**What you should do**
The records that follow need to be output exactly as they are.

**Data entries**
====

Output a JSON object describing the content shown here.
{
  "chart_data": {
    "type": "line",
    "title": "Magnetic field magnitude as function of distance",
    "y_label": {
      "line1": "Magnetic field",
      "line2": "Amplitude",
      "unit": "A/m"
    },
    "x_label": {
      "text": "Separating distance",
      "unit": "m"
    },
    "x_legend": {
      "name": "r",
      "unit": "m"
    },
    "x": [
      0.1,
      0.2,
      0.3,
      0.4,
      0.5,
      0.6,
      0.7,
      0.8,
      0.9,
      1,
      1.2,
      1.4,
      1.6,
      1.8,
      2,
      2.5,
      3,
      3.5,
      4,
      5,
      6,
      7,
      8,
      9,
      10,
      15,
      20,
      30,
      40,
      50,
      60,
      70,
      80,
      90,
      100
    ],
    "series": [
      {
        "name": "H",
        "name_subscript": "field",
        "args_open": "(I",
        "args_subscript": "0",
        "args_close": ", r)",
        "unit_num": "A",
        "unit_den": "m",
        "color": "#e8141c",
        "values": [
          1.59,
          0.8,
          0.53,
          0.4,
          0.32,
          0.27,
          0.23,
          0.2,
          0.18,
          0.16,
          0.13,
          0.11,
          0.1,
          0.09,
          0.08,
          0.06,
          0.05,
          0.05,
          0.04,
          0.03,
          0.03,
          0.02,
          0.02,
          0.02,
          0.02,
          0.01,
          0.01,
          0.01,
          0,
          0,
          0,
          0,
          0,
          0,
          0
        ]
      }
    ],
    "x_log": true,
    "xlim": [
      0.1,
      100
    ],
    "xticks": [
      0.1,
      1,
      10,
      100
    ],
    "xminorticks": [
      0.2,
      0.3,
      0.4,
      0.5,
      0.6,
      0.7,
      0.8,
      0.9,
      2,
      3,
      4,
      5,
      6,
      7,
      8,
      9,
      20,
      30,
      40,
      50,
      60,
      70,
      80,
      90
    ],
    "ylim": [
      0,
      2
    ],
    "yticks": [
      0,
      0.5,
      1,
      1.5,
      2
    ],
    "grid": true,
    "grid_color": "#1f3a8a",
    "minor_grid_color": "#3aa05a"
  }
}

====

**Result**
Output a JSON object describing the content shown here.
{
  "chart_data": {
    "type": "line",
    "title": "Magnetic field magnitude as function of distance",
    "y_label": {
      "line1": "Magnetic field",
      "line2": "Amplitude",
      "unit": "A/m"
    },
    "x_label": {
      "text": "Separating distance",
      "unit": "m"
    },
    "x_legend": {
      "name": "r",
      "unit": "m"
    },
    "x": [
      0.1,
      0.2,
      0.3,
      0.4,
      0.5,
      0.6,
      0.7,
      0.8,
      0.9,
      1,
      1.2,
      1.4,
      1.6,
      1.8,
      2,
      2.5,
      3,
      3.5,
      4,
      5,
      6,
      7,
      8,
      9,
      10,
      15,
      20,
      30,
      40,
      50,
      60,
      70,
      80,
      90,
      100
    ],
    "series": [
      {
        "name": "H",
        "name_subscript": "field",
        "args_open": "(I",
        "args_subscript": "0",
        "args_close": ", r)",
        "unit_num": "A",
        "unit_den": "m",
        "color": "#e8141c",
        "values": [
          1.59,
          0.8,
          0.53,
          0.4,
          0.32,
          0.27,
          0.23,
          0.2,
          0.18,
          0.16,
          0.13,
          0.11,
          0.1,
          0.09,
          0.08,
          0.06,
          0.05,
          0.05,
          0.04,
          0.03,
          0.03,
          0.02,
          0.02,
          0.02,
          0.02,
          0.01,
          0.01,
          0.01,
          0,
          0,
          0,
          0,
          0,
          0,
          0
        ]
      }
    ],
    "x_log": true,
    "xlim": [
      0.1,
      100
    ],
    "xticks": [
      0.1,
      1,
      10,
      100
    ],
    "xminorticks": [
      0.2,
      0.3,
      0.4,
      0.5,
      0.6,
      0.7,
      0.8,
      0.9,
      2,
      3,
      4,
      5,
      6,
      7,
      8,
      9,
      20,
      30,
      40,
      50,
      60,
      70,
      80,
      90
    ],
    "ylim": [
      0,
      2
    ],
    "yticks": [
      0,
      0.5,
      1,
      1.5,
      2
    ],
    "grid": true,
    "grid_color": "#1f3a8a",
    "minor_grid_color": "#3aa05a"
  }
}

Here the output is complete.